### DATA SUPPLIED
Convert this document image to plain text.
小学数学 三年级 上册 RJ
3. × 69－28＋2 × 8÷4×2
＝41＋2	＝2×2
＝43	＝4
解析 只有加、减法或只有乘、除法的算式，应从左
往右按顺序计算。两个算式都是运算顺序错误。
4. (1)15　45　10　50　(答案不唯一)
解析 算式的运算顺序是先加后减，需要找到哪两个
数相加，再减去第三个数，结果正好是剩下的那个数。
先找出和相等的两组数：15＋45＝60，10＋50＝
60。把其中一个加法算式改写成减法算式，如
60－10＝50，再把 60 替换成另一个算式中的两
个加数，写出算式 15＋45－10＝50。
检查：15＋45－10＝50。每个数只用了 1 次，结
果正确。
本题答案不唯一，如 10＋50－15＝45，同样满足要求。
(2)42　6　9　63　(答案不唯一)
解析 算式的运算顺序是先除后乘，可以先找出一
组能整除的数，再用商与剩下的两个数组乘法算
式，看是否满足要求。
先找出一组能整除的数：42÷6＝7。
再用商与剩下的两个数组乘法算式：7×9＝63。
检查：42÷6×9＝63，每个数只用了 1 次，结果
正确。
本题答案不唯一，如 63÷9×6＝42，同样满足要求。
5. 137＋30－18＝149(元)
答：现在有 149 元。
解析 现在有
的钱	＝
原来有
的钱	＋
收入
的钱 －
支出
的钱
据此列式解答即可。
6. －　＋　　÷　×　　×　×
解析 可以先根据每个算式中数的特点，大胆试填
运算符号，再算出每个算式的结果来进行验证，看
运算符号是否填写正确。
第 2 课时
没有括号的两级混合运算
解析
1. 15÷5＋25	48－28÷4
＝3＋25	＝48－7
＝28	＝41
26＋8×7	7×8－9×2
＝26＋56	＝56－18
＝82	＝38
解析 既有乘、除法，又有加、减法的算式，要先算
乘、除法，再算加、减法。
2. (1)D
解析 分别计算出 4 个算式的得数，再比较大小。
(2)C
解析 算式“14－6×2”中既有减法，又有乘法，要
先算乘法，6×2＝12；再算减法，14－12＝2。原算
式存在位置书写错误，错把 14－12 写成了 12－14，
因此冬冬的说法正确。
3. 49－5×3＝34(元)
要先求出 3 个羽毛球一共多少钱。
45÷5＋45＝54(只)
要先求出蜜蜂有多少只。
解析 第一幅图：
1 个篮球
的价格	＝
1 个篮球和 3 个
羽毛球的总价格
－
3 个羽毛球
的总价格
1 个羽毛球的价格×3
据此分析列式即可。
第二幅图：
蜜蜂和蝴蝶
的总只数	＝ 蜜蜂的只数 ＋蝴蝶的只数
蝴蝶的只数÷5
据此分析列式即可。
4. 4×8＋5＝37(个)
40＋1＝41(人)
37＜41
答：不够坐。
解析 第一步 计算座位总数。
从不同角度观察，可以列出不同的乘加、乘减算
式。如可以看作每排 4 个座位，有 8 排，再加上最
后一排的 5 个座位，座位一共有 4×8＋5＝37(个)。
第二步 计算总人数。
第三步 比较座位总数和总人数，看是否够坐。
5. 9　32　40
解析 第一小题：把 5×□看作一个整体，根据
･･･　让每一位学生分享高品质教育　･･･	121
==
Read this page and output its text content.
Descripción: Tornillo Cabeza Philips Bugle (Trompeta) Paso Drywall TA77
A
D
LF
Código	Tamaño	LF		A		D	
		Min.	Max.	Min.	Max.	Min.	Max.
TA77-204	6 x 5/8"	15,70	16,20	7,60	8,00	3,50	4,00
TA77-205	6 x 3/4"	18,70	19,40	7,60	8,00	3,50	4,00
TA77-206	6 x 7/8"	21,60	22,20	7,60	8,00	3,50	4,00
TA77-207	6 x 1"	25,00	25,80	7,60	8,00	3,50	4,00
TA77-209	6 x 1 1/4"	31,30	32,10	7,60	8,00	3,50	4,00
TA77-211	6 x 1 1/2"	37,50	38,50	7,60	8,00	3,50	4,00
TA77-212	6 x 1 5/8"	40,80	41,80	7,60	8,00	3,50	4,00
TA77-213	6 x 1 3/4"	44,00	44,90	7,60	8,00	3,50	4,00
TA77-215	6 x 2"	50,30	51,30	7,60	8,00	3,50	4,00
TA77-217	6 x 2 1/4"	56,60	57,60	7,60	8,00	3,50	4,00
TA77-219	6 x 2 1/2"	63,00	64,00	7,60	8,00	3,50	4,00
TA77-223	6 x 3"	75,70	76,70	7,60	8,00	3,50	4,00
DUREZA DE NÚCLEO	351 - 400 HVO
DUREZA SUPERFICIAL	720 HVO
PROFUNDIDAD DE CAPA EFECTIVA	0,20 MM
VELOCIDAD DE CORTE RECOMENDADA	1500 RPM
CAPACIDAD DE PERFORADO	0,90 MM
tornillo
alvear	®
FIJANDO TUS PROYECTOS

### WHAT TO WORK ON
Spot every line that holds "每个数只用了" and copy it.

### RESULT OF THE TASK
检查：15＋45－10＝50。每个数只用了 1 次，结
检查：42÷6×9＝63，每个数只用了 1 次，结果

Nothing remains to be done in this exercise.